-- START WORKING DATA --

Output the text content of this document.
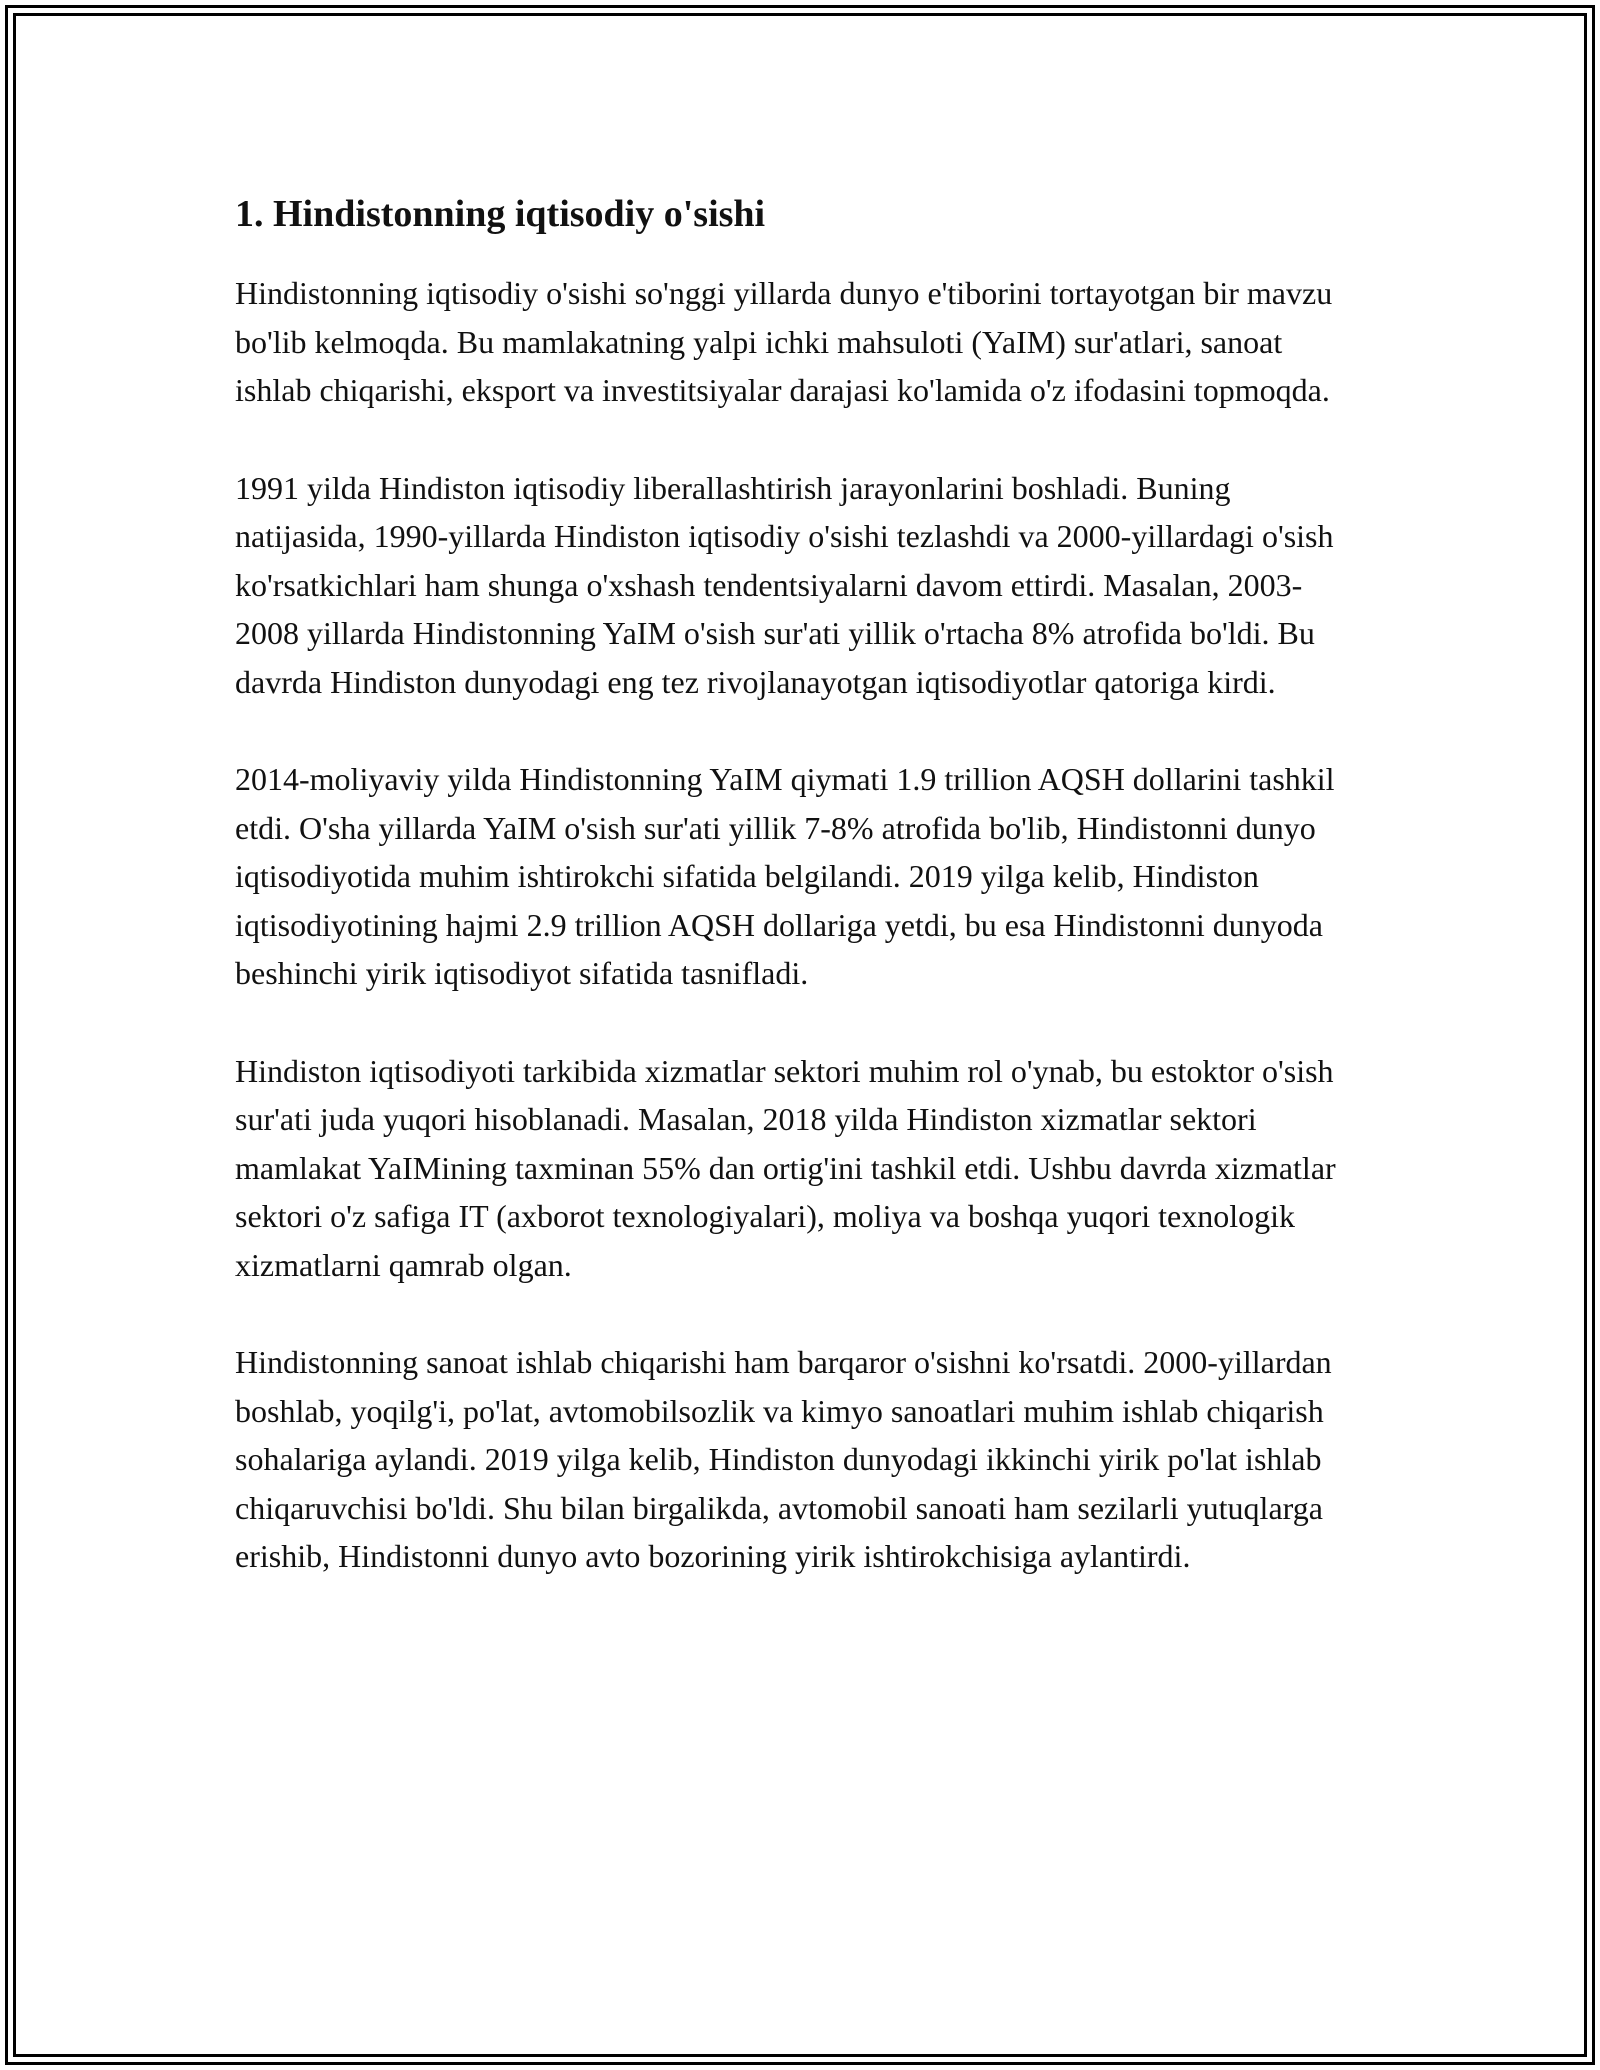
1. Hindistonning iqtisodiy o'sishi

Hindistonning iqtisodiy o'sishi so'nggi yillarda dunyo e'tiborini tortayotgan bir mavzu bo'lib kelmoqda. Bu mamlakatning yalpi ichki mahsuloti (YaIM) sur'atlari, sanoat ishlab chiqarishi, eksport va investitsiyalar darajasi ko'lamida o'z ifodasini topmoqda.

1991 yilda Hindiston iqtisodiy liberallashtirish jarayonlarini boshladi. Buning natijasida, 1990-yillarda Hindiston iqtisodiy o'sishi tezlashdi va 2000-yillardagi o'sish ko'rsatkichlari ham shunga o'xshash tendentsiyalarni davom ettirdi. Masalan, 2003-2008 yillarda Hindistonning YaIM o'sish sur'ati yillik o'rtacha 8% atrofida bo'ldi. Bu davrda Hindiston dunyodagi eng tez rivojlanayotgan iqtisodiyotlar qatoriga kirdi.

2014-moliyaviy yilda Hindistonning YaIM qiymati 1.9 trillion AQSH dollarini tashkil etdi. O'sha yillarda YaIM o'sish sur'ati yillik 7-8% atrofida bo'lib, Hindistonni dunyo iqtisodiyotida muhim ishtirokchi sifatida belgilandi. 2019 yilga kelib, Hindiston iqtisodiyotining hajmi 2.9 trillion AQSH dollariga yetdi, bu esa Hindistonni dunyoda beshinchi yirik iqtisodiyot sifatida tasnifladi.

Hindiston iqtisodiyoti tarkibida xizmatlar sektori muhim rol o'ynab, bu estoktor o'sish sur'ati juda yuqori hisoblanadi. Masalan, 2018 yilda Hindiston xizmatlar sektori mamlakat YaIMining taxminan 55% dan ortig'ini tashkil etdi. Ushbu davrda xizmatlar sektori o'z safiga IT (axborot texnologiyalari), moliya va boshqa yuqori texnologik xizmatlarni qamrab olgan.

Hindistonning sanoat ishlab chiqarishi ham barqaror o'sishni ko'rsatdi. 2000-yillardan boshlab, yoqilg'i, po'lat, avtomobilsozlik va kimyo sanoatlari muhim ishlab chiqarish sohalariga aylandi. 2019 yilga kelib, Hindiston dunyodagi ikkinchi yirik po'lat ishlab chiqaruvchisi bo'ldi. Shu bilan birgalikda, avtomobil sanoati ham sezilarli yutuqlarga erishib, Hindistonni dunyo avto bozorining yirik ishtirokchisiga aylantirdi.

-- END WORKING DATA --

▶ [WHAT IS ASKED]: Write the records out once more, exactly as they appear, with no pictures.

▶ [FULL ANSWER]:
Output the text content of this document.
1. Hindistonning iqtisodiy o'sishi

Hindistonning iqtisodiy o'sishi so'nggi yillarda dunyo e'tiborini tortayotgan bir mavzu bo'lib kelmoqda. Bu mamlakatning yalpi ichki mahsuloti (YaIM) sur'atlari, sanoat ishlab chiqarishi, eksport va investitsiyalar darajasi ko'lamida o'z ifodasini topmoqda.

1991 yilda Hindiston iqtisodiy liberallashtirish jarayonlarini boshladi. Buning natijasida, 1990-yillarda Hindiston iqtisodiy o'sishi tezlashdi va 2000-yillardagi o'sish ko'rsatkichlari ham shunga o'xshash tendentsiyalarni davom ettirdi. Masalan, 2003-2008 yillarda Hindistonning YaIM o'sish sur'ati yillik o'rtacha 8% atrofida bo'ldi. Bu davrda Hindiston dunyodagi eng tez rivojlanayotgan iqtisodiyotlar qatoriga kirdi.

2014-moliyaviy yilda Hindistonning YaIM qiymati 1.9 trillion AQSH dollarini tashkil etdi. O'sha yillarda YaIM o'sish sur'ati yillik 7-8% atrofida bo'lib, Hindistonni dunyo iqtisodiyotida muhim ishtirokchi sifatida belgilandi. 2019 yilga kelib, Hindiston iqtisodiyotining hajmi 2.9 trillion AQSH dollariga yetdi, bu esa Hindistonni dunyoda beshinchi yirik iqtisodiyot sifatida tasnifladi.

Hindiston iqtisodiyoti tarkibida xizmatlar sektori muhim rol o'ynab, bu estoktor o'sish sur'ati juda yuqori hisoblanadi. Masalan, 2018 yilda Hindiston xizmatlar sektori mamlakat YaIMining taxminan 55% dan ortig'ini tashkil etdi. Ushbu davrda xizmatlar sektori o'z safiga IT (axborot texnologiyalari), moliya va boshqa yuqori texnologik xizmatlarni qamrab olgan.

Hindistonning sanoat ishlab chiqarishi ham barqaror o'sishni ko'rsatdi. 2000-yillardan boshlab, yoqilg'i, po'lat, avtomobilsozlik va kimyo sanoatlari muhim ishlab chiqarish sohalariga aylandi. 2019 yilga kelib, Hindiston dunyodagi ikkinchi yirik po'lat ishlab chiqaruvchisi bo'ldi. Shu bilan birgalikda, avtomobil sanoati ham sezilarli yutuqlarga erishib, Hindistonni dunyo avto bozorining yirik ishtirokchisiga aylantirdi.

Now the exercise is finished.